(Problem to solve):
Write out the whole listing, matching it exactly.

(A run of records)
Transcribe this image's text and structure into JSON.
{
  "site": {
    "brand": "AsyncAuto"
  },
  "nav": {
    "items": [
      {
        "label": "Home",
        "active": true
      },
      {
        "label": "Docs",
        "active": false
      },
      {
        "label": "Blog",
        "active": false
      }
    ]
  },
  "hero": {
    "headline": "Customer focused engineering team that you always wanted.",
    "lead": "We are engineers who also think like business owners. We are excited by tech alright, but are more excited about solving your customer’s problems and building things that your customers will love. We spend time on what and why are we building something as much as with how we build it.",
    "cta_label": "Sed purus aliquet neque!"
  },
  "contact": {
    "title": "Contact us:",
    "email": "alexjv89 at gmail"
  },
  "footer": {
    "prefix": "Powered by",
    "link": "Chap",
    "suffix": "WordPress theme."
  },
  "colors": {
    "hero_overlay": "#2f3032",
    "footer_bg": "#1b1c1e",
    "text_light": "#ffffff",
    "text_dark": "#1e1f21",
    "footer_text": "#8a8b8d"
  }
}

(The completed task):
Transcribe this image's text and structure into JSON.
{
  "site": {
    "brand": "AsyncAuto"
  },
  "nav": {
    "items": [
      {
        "label": "Home",
        "active": true
      },
      {
        "label": "Docs",
        "active": false
      },
      {
        "label": "Blog",
        "active": false
      }
    ]
  },
  "hero": {
    "headline": "Customer focused engineering team that you always wanted.",
    "lead": "We are engineers who also think like business owners. We are excited by tech alright, but are more excited about solving your customer’s problems and building things that your customers will love. We spend time on what and why are we building something as much as with how we build it.",
    "cta_label": "Sed purus aliquet neque!"
  },
  "contact": {
    "title": "Contact us:",
    "email": "alexjv89 at gmail"
  },
  "footer": {
    "prefix": "Powered by",
    "link": "Chap",
    "suffix": "WordPress theme."
  },
  "colors": {
    "hero_overlay": "#2f3032",
    "footer_bg": "#1b1c1e",
    "text_light": "#ffffff",
    "text_dark": "#1e1f21",
    "footer_text": "#8a8b8d"
  }
}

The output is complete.